= Page extract =
Darcy I know one thing more embarrassing. My fiancé's uncle had to pull something from his weim's butt while standing, talking to a neighbor. It turned out to be a condom. 😧😬


----------



## Rudy (Oct 12, 2012)

Packaged?

Or used it matters  ;D

lmao

Blood tests yesterday 

but It will say a funny

I hope he was gloved up :-X


----------



## VizslaLouie (Jul 3, 2013)

Louie grazes daily in our yard, can't keep him from eating weeds & grass. He will also dig up roots of plants and eat them. He doesn't throw it up either, have been watching this for months & don't know why he loves it. 
I give him veggies as snacks, he really loves carrots. We also leave his dry food out for him to eat more if he wants to & he will sometimes clean up & sometimes leave food, but will still eat weeds. 

So far the only 'bad' thing related to his grazing is he got into some poison oak, but responded well to the meds the vet provided. Hasn't stopped him from grazing wild plants so far. Nutty puppy worries me.


----------



## Carolina Blue (Sep 20, 2012)

Kiya yanks up the grass when in play mode. I dive in to retrieve as much as I can because it is going to come out one end or the other later.


----------



## Darcy1311 (May 27, 2012)

SteelCityDozer said:


> Darcy I know one thing more embarrassing. My fiancé's uncle had to pull something from his weim's butt while standing, talking to a neighbor. It turned out to be a condom. 😧😬


 Now that is embarrasing......but what is more disturbing is the person that put the condom ON the dog..


----------

= To do =
1) In the dog forum thread, why does Carolina Blue rush to pull grass away from Kiya?
2) Rewrite the part of the dog forum thread between "## VizslaLouie (Jul" and "still eat weeds.", inclusive, changing "carrots" to "apples".

= Given information =
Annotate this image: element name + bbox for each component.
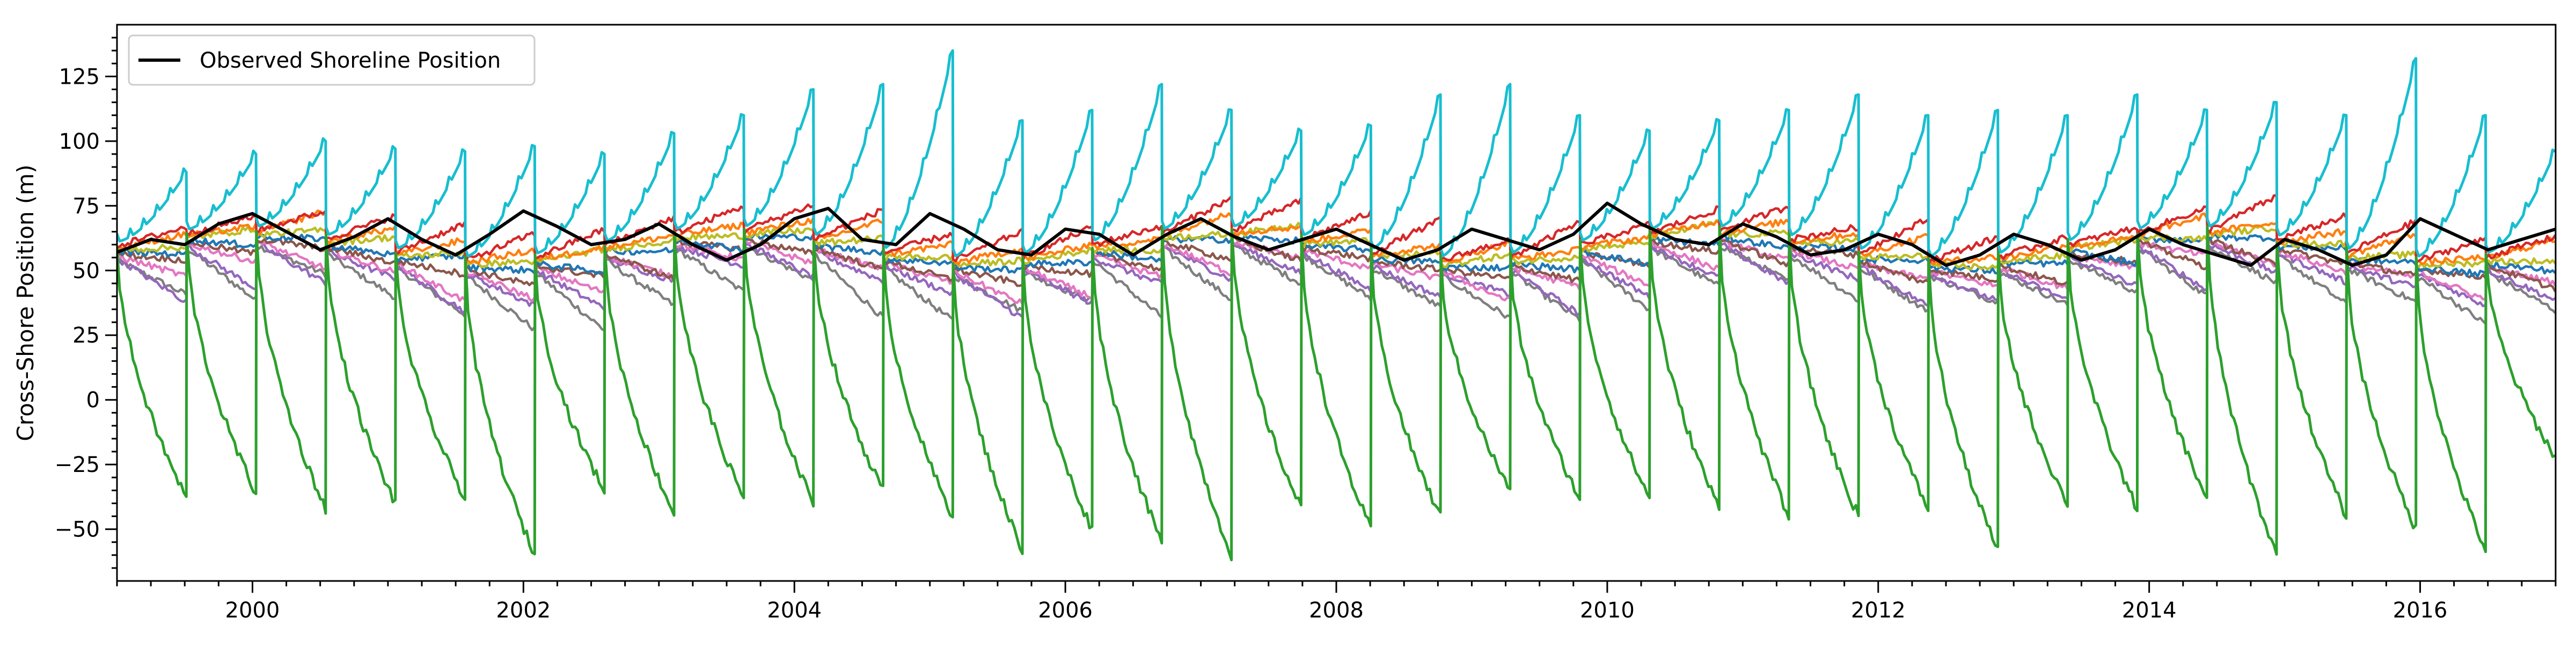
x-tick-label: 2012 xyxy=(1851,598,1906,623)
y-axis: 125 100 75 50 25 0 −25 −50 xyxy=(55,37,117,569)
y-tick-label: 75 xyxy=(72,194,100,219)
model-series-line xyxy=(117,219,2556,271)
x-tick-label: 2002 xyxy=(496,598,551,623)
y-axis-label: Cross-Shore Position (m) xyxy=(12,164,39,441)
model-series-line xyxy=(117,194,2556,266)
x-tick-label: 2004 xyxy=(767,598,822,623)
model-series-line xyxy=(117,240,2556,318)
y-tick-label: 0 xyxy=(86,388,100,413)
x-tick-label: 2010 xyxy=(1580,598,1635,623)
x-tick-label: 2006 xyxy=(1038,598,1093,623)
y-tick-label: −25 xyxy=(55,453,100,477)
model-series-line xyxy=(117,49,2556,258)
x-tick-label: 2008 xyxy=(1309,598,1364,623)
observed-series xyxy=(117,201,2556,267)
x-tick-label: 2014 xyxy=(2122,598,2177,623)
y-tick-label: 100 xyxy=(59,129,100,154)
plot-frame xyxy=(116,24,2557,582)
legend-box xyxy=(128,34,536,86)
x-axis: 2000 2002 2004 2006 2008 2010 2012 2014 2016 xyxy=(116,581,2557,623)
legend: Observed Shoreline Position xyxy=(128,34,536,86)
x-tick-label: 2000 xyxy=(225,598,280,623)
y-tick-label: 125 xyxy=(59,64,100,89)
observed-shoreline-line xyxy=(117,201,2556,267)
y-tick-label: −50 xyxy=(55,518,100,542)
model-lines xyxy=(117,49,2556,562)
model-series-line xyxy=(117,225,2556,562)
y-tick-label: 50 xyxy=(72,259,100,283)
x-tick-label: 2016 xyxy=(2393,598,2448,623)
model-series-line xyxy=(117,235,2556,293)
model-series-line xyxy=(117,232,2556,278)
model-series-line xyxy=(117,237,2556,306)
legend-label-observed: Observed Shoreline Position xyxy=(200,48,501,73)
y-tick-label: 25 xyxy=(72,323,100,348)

= Answers given =
1) Carolina Blue grabs as much of the grass as possible because whatever Kiya swallows is going to come out one end or the other later.

2)
## VizslaLouie (Jul 3, 2013)

Louie grazes daily in our yard, can't keep him from eating weeds & grass. He will also dig up roots of plants and eat them. He doesn't throw it up either, have been watching this for months & don't know why he loves it. 
I give him veggies as snacks, he really loves apples. We also leave his dry food out for him to eat more if he wants to & he will sometimes clean up & sometimes leave food, but will still eat weeds.